▶ WRITTEN TASK
Report each line of the data that has "title" somewhere in it.

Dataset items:
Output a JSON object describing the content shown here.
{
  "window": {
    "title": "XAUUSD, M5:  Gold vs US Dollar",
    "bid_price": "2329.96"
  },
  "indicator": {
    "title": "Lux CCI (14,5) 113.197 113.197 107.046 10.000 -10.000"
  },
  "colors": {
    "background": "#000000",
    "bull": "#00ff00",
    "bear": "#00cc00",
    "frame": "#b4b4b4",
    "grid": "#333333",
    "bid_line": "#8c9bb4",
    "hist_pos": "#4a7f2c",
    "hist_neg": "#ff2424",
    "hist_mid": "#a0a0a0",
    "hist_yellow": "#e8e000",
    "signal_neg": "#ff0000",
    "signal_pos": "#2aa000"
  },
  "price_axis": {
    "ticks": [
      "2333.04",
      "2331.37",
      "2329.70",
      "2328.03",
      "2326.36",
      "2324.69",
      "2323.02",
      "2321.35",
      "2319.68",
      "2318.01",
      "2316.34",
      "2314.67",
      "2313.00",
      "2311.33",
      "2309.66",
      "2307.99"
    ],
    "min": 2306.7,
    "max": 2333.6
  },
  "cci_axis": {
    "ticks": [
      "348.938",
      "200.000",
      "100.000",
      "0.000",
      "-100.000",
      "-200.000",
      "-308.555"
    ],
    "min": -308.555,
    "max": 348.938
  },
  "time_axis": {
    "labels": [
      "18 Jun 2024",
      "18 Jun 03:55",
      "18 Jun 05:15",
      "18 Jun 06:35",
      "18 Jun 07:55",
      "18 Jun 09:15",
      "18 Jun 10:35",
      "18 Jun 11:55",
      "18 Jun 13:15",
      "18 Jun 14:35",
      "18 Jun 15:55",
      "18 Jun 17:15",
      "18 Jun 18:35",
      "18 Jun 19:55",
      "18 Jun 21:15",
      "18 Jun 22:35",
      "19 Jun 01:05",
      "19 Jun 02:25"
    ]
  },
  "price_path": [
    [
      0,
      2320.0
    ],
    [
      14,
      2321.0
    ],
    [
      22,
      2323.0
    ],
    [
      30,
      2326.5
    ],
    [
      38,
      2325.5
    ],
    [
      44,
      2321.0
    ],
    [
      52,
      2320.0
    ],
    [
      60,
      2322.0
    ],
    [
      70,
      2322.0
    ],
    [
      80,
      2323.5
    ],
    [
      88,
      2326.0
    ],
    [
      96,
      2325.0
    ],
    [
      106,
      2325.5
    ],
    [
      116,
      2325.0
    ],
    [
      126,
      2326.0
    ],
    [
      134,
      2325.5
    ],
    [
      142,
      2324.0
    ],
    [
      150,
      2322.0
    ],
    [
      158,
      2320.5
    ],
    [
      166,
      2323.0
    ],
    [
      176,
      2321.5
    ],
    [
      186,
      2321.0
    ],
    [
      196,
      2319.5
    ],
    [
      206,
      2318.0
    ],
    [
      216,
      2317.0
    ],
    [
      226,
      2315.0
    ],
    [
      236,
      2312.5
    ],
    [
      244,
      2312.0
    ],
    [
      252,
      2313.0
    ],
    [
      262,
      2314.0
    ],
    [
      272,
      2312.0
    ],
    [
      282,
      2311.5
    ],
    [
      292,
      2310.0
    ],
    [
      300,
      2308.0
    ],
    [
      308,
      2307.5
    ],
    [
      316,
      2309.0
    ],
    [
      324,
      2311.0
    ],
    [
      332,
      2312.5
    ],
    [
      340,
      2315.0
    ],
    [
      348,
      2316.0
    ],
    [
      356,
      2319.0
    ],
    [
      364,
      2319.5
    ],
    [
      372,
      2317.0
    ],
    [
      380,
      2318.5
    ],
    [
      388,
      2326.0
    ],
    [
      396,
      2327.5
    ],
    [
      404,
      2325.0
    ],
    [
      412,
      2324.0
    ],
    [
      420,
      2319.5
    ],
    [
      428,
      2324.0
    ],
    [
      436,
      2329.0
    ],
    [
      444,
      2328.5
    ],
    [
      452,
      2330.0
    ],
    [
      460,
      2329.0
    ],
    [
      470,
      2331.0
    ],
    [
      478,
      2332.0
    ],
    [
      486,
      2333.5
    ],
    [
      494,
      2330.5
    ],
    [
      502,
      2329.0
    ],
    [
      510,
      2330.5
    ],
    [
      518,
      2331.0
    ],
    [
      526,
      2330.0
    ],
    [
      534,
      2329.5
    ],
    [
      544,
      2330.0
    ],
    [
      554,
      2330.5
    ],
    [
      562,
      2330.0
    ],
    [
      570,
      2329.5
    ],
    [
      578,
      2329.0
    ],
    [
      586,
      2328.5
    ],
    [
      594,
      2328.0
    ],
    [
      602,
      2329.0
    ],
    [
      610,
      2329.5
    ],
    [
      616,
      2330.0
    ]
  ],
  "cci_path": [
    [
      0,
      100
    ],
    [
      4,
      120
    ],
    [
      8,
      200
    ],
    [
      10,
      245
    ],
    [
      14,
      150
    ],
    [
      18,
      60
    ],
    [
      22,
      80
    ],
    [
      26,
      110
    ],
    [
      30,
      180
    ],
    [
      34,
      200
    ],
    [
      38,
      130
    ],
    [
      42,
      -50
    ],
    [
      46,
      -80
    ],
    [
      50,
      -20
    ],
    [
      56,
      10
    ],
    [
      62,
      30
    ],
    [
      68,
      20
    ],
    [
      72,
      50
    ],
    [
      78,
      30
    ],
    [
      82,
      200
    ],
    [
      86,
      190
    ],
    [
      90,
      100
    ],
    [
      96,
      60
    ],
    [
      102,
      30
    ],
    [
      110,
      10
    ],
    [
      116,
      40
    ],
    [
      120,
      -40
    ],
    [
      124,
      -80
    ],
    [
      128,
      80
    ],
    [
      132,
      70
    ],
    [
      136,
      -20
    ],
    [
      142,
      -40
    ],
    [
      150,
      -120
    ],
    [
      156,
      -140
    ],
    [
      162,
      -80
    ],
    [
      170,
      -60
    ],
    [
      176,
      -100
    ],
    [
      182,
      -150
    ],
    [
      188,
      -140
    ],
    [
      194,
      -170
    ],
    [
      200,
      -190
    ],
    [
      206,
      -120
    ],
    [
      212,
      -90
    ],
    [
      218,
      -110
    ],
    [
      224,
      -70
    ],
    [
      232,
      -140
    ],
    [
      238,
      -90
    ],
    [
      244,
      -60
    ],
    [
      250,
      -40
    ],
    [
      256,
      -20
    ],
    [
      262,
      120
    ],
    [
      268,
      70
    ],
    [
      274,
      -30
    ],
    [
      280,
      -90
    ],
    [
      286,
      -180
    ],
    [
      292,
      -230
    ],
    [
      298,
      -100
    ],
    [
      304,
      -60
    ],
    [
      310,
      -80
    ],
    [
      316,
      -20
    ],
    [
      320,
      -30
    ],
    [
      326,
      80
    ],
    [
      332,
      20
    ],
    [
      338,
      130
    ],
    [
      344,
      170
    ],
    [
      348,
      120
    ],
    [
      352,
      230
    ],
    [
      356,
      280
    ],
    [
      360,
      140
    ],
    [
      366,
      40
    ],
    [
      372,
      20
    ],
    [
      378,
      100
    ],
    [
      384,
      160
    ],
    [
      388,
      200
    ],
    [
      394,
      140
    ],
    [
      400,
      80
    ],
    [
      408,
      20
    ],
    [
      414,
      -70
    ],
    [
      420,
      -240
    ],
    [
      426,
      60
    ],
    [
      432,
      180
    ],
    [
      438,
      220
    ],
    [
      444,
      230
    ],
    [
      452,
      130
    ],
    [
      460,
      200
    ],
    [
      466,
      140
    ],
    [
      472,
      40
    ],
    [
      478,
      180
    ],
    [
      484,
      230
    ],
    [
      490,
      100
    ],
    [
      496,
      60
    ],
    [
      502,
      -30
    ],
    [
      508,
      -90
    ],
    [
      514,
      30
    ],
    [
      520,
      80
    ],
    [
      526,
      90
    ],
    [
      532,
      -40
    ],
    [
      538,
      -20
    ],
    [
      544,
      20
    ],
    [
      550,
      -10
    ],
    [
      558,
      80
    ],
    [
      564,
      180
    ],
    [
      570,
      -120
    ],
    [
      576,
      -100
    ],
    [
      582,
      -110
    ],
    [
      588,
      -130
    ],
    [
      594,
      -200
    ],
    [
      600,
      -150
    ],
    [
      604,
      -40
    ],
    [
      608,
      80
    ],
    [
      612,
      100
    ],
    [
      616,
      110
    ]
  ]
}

▶ ANSWER IN FULL
    "title": "XAUUSD, M5:  Gold vs US Dollar",
    "title": "Lux CCI (14,5) 113.197 113.197 107.046 10.000 -10.000"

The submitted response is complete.